Exercise instructions – Reply with only the number of lines that contain the string "structured".

Supplied entries –
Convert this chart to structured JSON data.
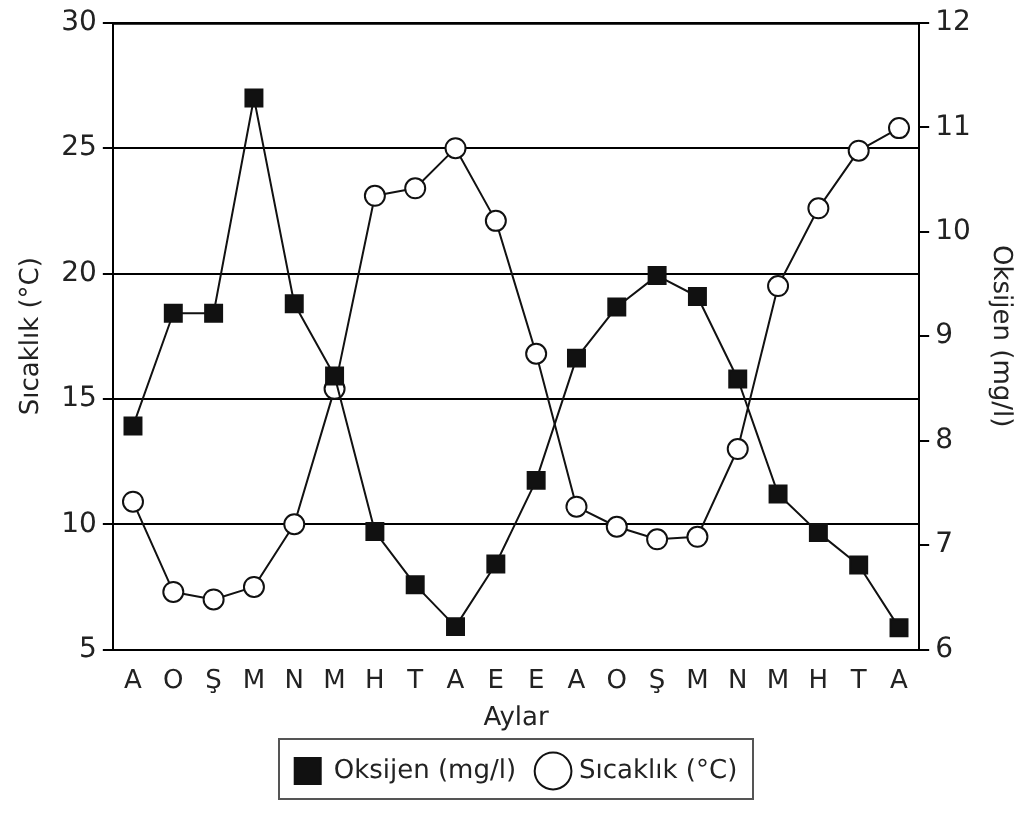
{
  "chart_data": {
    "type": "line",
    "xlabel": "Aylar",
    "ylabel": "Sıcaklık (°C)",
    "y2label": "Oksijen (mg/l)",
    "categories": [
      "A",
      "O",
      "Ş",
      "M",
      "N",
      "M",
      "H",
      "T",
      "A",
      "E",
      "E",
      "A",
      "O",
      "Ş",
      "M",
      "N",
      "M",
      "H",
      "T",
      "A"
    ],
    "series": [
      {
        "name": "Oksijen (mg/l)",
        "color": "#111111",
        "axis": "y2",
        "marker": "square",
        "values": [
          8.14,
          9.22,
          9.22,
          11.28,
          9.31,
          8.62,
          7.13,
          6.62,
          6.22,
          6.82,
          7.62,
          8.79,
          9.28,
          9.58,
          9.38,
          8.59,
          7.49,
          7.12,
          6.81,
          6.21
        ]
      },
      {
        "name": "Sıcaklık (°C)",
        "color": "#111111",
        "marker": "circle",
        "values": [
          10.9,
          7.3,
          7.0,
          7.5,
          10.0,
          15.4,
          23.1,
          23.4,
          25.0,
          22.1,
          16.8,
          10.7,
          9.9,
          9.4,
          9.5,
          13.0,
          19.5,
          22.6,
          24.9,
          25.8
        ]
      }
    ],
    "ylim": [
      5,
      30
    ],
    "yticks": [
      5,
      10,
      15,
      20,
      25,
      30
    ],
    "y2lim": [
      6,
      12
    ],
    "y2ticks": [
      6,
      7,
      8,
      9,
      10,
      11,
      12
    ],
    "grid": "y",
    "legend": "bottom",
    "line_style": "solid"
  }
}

---

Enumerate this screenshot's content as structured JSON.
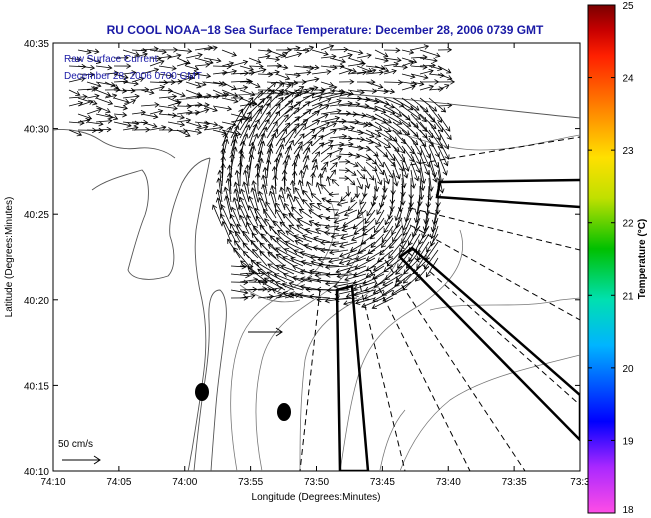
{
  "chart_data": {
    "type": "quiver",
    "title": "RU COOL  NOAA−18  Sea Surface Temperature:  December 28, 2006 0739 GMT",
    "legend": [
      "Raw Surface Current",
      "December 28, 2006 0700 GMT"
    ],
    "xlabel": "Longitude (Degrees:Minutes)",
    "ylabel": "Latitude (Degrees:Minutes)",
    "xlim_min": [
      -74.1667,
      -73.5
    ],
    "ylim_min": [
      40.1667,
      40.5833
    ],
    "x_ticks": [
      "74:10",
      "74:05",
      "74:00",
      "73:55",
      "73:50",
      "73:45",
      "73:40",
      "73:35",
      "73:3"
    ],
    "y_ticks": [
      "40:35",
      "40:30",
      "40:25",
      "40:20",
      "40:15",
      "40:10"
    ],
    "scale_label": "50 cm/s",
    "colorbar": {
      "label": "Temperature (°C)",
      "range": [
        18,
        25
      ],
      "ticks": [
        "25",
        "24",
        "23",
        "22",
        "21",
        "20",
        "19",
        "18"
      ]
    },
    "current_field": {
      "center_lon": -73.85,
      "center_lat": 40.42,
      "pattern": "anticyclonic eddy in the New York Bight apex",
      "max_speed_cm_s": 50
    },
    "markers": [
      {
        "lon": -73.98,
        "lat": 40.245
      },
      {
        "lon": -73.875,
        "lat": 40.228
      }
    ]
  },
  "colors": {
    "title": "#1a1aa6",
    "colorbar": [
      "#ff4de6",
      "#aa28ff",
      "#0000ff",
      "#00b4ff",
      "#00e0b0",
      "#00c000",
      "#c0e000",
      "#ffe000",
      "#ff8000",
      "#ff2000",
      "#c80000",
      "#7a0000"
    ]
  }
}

Response to the task – 2